** Begin **
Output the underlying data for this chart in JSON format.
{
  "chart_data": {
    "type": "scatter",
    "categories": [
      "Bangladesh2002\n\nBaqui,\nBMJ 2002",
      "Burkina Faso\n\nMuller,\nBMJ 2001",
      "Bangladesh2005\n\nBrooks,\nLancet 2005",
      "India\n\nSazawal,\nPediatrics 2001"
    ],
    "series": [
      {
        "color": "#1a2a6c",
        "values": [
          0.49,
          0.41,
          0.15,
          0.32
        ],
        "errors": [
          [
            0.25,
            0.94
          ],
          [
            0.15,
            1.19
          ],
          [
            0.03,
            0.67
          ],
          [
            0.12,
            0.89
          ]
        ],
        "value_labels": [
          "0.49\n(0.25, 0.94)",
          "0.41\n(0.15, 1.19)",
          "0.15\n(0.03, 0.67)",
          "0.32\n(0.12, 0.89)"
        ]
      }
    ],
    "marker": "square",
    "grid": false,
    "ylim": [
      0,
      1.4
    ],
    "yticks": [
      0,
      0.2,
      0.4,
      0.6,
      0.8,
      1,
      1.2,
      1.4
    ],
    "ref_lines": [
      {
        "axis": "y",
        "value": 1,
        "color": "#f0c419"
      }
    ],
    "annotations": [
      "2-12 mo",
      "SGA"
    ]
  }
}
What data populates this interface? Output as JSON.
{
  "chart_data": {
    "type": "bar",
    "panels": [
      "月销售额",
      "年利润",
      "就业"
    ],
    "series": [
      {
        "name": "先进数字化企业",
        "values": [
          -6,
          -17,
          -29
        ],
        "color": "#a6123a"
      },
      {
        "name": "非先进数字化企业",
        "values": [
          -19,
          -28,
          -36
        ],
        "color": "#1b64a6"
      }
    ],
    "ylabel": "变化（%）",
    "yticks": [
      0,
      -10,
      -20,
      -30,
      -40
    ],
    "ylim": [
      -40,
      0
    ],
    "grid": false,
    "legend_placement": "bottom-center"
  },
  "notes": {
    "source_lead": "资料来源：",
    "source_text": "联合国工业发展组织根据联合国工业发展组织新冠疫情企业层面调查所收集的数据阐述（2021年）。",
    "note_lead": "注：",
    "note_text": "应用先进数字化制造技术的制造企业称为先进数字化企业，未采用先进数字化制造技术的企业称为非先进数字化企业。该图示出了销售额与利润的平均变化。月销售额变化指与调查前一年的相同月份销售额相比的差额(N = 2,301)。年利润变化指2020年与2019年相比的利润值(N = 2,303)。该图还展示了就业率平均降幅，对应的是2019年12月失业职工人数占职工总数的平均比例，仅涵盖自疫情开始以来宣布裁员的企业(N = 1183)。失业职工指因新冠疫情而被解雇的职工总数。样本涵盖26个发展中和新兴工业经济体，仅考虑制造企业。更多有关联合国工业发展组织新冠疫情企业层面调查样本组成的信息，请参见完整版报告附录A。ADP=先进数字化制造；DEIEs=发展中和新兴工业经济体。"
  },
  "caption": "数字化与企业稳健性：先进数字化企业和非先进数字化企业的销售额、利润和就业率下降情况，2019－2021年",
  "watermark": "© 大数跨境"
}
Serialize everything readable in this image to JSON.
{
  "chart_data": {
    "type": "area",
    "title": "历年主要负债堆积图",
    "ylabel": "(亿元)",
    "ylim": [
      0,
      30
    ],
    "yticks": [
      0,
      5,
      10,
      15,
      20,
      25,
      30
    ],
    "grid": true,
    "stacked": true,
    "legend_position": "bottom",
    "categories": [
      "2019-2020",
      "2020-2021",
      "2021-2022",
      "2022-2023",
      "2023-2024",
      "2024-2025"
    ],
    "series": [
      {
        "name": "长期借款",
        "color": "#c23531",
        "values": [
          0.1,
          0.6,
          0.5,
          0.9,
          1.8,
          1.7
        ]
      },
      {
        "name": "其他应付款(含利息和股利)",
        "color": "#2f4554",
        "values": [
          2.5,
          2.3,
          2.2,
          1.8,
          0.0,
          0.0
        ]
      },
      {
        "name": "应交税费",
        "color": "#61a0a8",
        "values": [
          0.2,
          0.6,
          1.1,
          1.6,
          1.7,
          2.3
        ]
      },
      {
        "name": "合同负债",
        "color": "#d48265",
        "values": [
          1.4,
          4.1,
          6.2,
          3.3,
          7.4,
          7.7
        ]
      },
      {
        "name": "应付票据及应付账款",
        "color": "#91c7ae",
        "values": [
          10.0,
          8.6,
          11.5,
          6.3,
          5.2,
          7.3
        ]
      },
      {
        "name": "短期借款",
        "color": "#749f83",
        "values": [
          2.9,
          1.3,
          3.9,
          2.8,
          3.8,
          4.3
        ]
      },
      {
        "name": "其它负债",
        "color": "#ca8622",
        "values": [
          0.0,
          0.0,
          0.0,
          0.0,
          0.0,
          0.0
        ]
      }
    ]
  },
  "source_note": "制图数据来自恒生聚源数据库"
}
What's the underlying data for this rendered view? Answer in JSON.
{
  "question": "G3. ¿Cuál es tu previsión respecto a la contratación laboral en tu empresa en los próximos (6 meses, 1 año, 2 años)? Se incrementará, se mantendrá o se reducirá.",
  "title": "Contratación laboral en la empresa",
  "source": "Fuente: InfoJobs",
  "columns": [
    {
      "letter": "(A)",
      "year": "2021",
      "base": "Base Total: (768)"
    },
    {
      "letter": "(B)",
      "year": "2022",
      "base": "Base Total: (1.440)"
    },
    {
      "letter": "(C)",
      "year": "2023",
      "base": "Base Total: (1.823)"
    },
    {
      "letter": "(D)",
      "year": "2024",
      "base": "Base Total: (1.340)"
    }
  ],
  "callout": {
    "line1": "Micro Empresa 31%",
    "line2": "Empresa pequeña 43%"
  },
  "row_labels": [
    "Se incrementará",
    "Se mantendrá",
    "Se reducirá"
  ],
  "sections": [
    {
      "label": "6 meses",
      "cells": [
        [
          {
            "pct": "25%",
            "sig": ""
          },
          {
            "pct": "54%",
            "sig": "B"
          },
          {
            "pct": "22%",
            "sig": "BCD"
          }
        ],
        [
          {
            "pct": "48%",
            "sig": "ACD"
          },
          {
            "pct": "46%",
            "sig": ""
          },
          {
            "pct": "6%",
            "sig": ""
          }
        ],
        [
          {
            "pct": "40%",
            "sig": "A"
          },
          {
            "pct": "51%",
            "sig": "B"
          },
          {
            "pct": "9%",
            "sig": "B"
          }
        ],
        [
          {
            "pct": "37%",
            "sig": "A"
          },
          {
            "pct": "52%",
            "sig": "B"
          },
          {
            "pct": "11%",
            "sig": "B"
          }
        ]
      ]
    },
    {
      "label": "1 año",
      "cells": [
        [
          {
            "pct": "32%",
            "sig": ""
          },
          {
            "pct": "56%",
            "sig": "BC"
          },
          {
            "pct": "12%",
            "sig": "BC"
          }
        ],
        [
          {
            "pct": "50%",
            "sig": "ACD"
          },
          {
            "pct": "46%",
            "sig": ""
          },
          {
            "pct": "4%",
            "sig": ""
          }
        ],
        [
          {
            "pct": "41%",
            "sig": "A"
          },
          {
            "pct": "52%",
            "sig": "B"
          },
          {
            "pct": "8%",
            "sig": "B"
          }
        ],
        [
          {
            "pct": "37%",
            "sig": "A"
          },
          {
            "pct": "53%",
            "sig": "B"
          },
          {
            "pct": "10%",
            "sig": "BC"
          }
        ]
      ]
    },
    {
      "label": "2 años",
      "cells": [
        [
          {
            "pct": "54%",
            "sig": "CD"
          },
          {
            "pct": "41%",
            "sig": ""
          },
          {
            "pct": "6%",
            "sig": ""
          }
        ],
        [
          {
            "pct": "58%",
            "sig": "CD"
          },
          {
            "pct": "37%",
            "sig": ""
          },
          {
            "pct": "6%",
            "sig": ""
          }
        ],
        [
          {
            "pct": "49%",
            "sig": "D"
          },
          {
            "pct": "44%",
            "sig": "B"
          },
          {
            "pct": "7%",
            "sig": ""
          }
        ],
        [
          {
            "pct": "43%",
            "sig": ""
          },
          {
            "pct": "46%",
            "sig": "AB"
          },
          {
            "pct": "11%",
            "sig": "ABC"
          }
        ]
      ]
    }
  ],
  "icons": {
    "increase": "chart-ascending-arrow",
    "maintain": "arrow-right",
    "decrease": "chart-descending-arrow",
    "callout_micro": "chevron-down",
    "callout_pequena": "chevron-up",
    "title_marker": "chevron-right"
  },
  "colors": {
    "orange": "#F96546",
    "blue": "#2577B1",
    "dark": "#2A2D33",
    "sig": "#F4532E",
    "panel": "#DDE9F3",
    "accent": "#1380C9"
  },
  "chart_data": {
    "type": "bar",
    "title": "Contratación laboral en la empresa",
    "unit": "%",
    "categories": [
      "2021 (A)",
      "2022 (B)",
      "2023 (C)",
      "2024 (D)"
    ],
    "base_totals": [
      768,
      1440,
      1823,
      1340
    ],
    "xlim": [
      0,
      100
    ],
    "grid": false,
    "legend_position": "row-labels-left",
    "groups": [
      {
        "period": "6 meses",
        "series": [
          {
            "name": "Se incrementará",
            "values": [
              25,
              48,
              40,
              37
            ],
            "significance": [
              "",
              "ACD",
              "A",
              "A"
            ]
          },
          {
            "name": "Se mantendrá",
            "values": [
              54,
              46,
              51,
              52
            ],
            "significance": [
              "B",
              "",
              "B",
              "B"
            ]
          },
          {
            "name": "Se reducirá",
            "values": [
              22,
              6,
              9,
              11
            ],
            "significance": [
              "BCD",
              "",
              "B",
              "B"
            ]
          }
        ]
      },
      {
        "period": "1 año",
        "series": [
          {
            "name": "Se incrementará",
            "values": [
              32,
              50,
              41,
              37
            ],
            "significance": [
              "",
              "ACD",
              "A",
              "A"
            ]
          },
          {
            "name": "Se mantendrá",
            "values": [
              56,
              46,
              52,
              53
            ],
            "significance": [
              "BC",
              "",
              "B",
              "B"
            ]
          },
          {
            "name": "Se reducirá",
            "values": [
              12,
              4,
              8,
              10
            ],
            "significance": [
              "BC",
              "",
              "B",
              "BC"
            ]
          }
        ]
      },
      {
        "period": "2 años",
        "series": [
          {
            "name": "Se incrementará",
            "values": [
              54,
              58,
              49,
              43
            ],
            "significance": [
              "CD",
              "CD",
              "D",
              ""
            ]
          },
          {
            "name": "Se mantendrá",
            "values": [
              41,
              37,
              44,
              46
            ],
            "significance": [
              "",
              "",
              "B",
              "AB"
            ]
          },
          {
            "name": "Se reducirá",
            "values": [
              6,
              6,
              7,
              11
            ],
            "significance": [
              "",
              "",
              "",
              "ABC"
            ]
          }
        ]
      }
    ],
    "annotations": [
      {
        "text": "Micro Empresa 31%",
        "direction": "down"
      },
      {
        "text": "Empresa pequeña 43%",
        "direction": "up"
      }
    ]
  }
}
** End **
▸ Written problem
In the records above, collect each line with "laboral".

▸ Correct answer
  "question": "G3. ¿Cuál es tu previsión respecto a la contratación laboral en tu empresa en los próximos (6 meses, 1 año, 2 años)? Se incrementará, se mantendrá o se reducirá.",
  "title": "Contratación laboral en la empresa",
    "title": "Contratación laboral en la empresa",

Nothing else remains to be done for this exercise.